* BEGIN Listed records *

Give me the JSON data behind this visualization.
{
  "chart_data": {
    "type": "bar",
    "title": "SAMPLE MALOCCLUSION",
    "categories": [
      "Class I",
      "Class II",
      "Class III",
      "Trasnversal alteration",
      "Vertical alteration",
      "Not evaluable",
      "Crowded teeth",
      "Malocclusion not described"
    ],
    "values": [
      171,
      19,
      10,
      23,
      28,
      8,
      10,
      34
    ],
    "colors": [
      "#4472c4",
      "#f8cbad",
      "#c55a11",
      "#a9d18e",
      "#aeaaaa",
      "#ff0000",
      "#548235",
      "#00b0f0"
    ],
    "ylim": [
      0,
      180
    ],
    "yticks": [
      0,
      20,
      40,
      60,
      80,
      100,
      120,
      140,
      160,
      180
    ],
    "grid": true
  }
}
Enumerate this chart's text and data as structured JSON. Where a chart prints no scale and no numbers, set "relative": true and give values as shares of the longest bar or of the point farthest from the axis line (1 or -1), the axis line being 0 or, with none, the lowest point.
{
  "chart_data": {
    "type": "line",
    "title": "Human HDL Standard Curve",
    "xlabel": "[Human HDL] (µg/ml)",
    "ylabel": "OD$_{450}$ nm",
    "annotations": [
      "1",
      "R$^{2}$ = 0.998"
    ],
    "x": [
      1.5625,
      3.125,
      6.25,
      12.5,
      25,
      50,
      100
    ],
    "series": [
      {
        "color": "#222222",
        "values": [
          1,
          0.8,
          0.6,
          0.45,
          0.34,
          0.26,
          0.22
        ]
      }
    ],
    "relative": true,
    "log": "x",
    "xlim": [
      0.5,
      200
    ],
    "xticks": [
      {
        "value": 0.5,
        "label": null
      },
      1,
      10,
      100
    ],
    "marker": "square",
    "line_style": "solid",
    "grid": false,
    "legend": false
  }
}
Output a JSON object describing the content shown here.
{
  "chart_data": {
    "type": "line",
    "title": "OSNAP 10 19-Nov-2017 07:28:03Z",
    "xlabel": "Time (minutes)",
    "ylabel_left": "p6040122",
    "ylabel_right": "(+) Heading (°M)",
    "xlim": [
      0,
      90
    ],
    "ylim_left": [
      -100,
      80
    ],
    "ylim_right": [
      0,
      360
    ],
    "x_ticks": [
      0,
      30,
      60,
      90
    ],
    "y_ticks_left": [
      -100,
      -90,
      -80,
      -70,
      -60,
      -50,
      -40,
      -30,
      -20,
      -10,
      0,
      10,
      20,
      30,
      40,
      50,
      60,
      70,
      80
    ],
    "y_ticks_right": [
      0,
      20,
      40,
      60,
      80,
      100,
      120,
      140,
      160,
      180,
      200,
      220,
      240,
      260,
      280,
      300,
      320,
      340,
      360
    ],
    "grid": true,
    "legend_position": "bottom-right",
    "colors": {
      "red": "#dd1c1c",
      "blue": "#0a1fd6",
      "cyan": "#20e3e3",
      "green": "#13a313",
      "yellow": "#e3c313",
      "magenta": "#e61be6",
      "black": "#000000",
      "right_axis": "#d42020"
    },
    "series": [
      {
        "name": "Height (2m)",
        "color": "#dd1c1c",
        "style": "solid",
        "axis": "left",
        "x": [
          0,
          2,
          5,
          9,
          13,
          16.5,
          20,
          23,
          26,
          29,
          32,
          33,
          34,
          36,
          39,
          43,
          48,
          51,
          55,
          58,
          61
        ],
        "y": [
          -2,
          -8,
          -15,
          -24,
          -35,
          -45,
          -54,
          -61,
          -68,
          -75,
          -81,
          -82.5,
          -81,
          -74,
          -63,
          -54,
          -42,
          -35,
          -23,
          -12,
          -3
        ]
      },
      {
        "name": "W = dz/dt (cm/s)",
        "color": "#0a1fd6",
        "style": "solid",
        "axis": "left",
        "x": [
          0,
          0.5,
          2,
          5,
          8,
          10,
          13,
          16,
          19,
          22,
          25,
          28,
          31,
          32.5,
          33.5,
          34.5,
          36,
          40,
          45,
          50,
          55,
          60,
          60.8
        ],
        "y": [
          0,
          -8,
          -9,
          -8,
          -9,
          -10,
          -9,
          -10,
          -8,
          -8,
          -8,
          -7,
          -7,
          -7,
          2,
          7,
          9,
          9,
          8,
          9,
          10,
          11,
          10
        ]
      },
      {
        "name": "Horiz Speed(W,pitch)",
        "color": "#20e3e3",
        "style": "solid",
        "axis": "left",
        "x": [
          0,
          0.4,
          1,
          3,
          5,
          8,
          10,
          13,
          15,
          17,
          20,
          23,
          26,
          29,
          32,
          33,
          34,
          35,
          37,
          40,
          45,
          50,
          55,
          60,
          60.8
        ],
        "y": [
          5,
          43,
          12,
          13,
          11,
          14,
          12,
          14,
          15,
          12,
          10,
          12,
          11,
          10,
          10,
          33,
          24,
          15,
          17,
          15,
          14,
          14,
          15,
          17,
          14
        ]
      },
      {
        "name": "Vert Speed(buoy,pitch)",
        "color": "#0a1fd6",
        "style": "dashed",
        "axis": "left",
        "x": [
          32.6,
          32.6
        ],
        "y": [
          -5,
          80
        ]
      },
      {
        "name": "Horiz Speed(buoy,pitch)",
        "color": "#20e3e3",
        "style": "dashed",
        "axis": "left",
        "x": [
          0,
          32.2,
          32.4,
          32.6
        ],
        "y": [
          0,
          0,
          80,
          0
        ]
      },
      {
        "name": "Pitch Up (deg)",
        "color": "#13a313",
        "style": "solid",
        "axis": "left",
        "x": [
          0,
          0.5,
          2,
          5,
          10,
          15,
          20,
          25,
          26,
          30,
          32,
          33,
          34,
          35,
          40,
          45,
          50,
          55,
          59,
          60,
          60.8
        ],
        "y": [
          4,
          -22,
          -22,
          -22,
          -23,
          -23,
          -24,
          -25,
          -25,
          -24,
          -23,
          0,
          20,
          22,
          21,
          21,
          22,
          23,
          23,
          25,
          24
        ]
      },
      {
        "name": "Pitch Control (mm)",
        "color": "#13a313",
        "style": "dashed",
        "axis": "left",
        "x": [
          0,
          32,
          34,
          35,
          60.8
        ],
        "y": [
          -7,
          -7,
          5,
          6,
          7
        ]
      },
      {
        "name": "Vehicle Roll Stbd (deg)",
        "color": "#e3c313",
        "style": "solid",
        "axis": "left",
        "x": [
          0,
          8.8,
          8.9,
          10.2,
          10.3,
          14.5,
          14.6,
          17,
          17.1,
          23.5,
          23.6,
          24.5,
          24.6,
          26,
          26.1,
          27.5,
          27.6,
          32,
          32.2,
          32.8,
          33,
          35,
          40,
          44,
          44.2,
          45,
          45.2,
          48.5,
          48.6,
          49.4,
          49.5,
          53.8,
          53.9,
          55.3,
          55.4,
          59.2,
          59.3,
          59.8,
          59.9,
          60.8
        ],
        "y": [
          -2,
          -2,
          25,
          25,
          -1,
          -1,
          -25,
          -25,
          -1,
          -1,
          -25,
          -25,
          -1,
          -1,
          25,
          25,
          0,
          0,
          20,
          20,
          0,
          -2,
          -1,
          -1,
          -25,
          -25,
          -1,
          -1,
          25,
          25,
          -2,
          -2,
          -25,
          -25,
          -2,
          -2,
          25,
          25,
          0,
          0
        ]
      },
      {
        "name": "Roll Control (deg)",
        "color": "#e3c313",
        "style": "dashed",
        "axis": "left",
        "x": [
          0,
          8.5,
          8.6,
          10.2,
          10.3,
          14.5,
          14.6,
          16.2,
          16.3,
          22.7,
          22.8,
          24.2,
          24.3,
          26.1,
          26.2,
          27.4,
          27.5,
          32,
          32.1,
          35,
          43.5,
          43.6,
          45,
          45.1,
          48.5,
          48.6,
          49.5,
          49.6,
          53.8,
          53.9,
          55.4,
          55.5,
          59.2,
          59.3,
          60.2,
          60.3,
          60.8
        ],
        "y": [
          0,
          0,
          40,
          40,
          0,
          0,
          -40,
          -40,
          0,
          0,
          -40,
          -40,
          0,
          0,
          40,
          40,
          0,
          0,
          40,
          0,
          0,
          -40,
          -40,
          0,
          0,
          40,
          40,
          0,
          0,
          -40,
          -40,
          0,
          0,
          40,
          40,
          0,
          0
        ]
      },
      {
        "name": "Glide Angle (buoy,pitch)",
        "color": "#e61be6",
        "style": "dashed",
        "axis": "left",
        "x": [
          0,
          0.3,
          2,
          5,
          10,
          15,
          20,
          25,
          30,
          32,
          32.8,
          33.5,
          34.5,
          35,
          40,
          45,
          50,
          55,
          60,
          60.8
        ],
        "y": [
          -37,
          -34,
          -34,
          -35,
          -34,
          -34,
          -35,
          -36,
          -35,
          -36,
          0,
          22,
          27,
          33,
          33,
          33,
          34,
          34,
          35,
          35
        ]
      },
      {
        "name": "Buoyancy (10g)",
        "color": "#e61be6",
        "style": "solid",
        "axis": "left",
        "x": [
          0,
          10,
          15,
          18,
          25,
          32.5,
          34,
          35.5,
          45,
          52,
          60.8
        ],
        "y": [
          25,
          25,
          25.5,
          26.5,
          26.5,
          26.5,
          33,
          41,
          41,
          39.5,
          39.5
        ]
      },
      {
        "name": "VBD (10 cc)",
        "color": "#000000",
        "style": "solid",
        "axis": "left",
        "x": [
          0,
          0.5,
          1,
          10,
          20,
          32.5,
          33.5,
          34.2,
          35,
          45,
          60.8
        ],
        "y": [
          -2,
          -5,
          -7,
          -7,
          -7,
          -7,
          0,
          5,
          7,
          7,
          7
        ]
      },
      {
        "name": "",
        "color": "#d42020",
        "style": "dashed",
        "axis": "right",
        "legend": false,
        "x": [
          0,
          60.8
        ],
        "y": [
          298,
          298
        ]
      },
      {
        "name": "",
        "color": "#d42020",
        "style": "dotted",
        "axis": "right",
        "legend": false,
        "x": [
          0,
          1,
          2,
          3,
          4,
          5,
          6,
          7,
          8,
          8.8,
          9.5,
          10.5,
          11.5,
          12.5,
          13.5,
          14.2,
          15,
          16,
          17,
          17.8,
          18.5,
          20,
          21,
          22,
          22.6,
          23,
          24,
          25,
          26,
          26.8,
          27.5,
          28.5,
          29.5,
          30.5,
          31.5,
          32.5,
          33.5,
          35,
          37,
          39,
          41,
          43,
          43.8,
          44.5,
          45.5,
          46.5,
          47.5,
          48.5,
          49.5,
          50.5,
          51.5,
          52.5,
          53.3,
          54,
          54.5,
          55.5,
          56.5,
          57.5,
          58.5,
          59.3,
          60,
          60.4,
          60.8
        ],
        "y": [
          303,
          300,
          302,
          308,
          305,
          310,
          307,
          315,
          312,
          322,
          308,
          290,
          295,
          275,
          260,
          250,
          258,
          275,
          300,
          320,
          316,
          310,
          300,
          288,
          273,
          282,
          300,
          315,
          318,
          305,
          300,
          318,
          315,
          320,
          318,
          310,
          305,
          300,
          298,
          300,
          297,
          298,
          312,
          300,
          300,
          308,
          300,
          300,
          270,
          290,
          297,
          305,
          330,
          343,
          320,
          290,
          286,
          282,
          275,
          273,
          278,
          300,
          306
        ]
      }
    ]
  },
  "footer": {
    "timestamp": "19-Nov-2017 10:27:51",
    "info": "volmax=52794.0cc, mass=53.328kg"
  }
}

* END Listed records *

*Problem*:
A line counts if it holds the word "true". How many lines of the entries count? Give the number only.

*Task response*:
4